# THE TASK:
Reproduce every entry in the listing without alteration.

Lines of data:
::::::

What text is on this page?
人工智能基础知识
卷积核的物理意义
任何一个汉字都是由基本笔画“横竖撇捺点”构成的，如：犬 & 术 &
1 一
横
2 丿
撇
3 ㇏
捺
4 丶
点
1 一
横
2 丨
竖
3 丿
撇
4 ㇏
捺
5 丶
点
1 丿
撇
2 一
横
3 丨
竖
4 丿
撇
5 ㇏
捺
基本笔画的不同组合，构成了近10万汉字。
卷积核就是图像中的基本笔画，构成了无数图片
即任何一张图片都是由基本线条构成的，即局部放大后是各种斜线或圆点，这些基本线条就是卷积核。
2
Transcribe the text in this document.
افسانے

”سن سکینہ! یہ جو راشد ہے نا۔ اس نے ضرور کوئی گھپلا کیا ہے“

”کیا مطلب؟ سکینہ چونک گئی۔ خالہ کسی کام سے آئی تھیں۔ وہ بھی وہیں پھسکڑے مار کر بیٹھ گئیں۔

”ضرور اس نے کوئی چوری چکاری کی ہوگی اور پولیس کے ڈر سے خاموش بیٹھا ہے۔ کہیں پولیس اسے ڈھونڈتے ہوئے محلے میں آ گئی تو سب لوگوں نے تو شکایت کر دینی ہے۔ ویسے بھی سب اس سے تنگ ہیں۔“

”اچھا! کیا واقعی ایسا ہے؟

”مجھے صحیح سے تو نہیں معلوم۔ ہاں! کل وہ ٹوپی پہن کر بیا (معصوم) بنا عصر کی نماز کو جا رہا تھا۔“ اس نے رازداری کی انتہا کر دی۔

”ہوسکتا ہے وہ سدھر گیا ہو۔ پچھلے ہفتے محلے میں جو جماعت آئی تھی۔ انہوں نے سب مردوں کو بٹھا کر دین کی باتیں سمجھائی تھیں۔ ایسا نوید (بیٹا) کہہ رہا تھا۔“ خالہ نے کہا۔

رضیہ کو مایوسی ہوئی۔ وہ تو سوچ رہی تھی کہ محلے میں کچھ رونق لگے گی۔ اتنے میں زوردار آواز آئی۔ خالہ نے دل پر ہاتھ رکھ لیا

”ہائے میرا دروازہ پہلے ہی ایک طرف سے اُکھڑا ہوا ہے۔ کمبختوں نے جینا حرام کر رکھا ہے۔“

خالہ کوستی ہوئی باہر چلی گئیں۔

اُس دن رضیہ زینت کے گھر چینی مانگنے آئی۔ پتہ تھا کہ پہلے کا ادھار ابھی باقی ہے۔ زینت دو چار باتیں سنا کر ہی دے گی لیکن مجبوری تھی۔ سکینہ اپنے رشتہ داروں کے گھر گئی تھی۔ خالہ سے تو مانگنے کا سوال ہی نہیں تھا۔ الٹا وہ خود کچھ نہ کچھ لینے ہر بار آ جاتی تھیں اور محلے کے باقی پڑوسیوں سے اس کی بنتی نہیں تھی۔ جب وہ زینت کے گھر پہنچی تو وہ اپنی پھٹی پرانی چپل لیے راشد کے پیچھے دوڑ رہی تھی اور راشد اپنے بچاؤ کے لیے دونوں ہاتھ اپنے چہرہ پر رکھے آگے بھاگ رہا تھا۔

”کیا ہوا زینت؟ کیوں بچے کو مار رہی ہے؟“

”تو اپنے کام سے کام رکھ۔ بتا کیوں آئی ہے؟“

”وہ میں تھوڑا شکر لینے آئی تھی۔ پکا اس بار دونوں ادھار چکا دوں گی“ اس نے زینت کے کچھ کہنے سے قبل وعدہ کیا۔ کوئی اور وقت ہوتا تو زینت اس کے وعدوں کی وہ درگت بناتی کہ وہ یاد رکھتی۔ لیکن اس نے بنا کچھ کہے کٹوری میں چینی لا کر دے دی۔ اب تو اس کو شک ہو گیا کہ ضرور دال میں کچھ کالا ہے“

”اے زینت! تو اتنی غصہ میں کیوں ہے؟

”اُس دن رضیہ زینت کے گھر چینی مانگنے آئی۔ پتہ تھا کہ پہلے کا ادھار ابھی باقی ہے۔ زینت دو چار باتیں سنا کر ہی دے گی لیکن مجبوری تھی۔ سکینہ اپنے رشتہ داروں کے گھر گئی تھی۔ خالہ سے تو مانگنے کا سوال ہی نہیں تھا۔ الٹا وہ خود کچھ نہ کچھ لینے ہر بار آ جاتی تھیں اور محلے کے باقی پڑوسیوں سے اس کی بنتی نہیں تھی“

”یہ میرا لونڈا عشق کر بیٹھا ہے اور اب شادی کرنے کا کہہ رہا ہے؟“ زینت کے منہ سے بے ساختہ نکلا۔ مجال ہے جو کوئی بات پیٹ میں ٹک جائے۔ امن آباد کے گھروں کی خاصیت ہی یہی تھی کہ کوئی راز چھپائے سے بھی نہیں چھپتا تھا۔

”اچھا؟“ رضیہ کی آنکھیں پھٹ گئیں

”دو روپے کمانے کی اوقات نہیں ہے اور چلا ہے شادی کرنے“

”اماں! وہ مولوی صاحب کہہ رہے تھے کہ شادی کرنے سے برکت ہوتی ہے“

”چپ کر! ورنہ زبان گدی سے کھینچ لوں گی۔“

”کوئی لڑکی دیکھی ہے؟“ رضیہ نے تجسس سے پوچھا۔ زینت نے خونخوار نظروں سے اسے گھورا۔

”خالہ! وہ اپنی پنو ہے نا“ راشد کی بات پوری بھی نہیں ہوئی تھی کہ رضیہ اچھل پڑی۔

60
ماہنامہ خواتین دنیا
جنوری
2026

::::::

# CORRECT ANSWER:
What text is on this page?
人工智能基础知识
卷积核的物理意义
任何一个汉字都是由基本笔画“横竖撇捺点”构成的，如：犬 & 术 &
1 一
横
2 丿
撇
3 ㇏
捺
4 丶
点
1 一
横
2 丨
竖
3 丿
撇
4 ㇏
捺
5 丶
点
1 丿
撇
2 一
横
3 丨
竖
4 丿
撇
5 ㇏
捺
基本笔画的不同组合，构成了近10万汉字。
卷积核就是图像中的基本笔画，构成了无数图片
即任何一张图片都是由基本线条构成的，即局部放大后是各种斜线或圆点，这些基本线条就是卷积核。
2
Transcribe the text in this document.
افسانے

”سن سکینہ! یہ جو راشد ہے نا۔ اس نے ضرور کوئی گھپلا کیا ہے“

”کیا مطلب؟ سکینہ چونک گئی۔ خالہ کسی کام سے آئی تھیں۔ وہ بھی وہیں پھسکڑے مار کر بیٹھ گئیں۔

”ضرور اس نے کوئی چوری چکاری کی ہوگی اور پولیس کے ڈر سے خاموش بیٹھا ہے۔ کہیں پولیس اسے ڈھونڈتے ہوئے محلے میں آ گئی تو سب لوگوں نے تو شکایت کر دینی ہے۔ ویسے بھی سب اس سے تنگ ہیں۔“

”اچھا! کیا واقعی ایسا ہے؟

”مجھے صحیح سے تو نہیں معلوم۔ ہاں! کل وہ ٹوپی پہن کر بیا (معصوم) بنا عصر کی نماز کو جا رہا تھا۔“ اس نے رازداری کی انتہا کر دی۔

”ہوسکتا ہے وہ سدھر گیا ہو۔ پچھلے ہفتے محلے میں جو جماعت آئی تھی۔ انہوں نے سب مردوں کو بٹھا کر دین کی باتیں سمجھائی تھیں۔ ایسا نوید (بیٹا) کہہ رہا تھا۔“ خالہ نے کہا۔

رضیہ کو مایوسی ہوئی۔ وہ تو سوچ رہی تھی کہ محلے میں کچھ رونق لگے گی۔ اتنے میں زوردار آواز آئی۔ خالہ نے دل پر ہاتھ رکھ لیا

”ہائے میرا دروازہ پہلے ہی ایک طرف سے اُکھڑا ہوا ہے۔ کمبختوں نے جینا حرام کر رکھا ہے۔“

خالہ کوستی ہوئی باہر چلی گئیں۔

اُس دن رضیہ زینت کے گھر چینی مانگنے آئی۔ پتہ تھا کہ پہلے کا ادھار ابھی باقی ہے۔ زینت دو چار باتیں سنا کر ہی دے گی لیکن مجبوری تھی۔ سکینہ اپنے رشتہ داروں کے گھر گئی تھی۔ خالہ سے تو مانگنے کا سوال ہی نہیں تھا۔ الٹا وہ خود کچھ نہ کچھ لینے ہر بار آ جاتی تھیں اور محلے کے باقی پڑوسیوں سے اس کی بنتی نہیں تھی۔ جب وہ زینت کے گھر پہنچی تو وہ اپنی پھٹی پرانی چپل لیے راشد کے پیچھے دوڑ رہی تھی اور راشد اپنے بچاؤ کے لیے دونوں ہاتھ اپنے چہرہ پر رکھے آگے بھاگ رہا تھا۔

”کیا ہوا زینت؟ کیوں بچے کو مار رہی ہے؟“

”تو اپنے کام سے کام رکھ۔ بتا کیوں آئی ہے؟“

”وہ میں تھوڑا شکر لینے آئی تھی۔ پکا اس بار دونوں ادھار چکا دوں گی“ اس نے زینت کے کچھ کہنے سے قبل وعدہ کیا۔ کوئی اور وقت ہوتا تو زینت اس کے وعدوں کی وہ درگت بناتی کہ وہ یاد رکھتی۔ لیکن اس نے بنا کچھ کہے کٹوری میں چینی لا کر دے دی۔ اب تو اس کو شک ہو گیا کہ ضرور دال میں کچھ کالا ہے“

”اے زینت! تو اتنی غصہ میں کیوں ہے؟

”اُس دن رضیہ زینت کے گھر چینی مانگنے آئی۔ پتہ تھا کہ پہلے کا ادھار ابھی باقی ہے۔ زینت دو چار باتیں سنا کر ہی دے گی لیکن مجبوری تھی۔ سکینہ اپنے رشتہ داروں کے گھر گئی تھی۔ خالہ سے تو مانگنے کا سوال ہی نہیں تھا۔ الٹا وہ خود کچھ نہ کچھ لینے ہر بار آ جاتی تھیں اور محلے کے باقی پڑوسیوں سے اس کی بنتی نہیں تھی“

”یہ میرا لونڈا عشق کر بیٹھا ہے اور اب شادی کرنے کا کہہ رہا ہے؟“ زینت کے منہ سے بے ساختہ نکلا۔ مجال ہے جو کوئی بات پیٹ میں ٹک جائے۔ امن آباد کے گھروں کی خاصیت ہی یہی تھی کہ کوئی راز چھپائے سے بھی نہیں چھپتا تھا۔

”اچھا؟“ رضیہ کی آنکھیں پھٹ گئیں

”دو روپے کمانے کی اوقات نہیں ہے اور چلا ہے شادی کرنے“

”اماں! وہ مولوی صاحب کہہ رہے تھے کہ شادی کرنے سے برکت ہوتی ہے“

”چپ کر! ورنہ زبان گدی سے کھینچ لوں گی۔“

”کوئی لڑکی دیکھی ہے؟“ رضیہ نے تجسس سے پوچھا۔ زینت نے خونخوار نظروں سے اسے گھورا۔

”خالہ! وہ اپنی پنو ہے نا“ راشد کی بات پوری بھی نہیں ہوئی تھی کہ رضیہ اچھل پڑی۔

60
ماہنامہ خواتین دنیا
جنوری
2026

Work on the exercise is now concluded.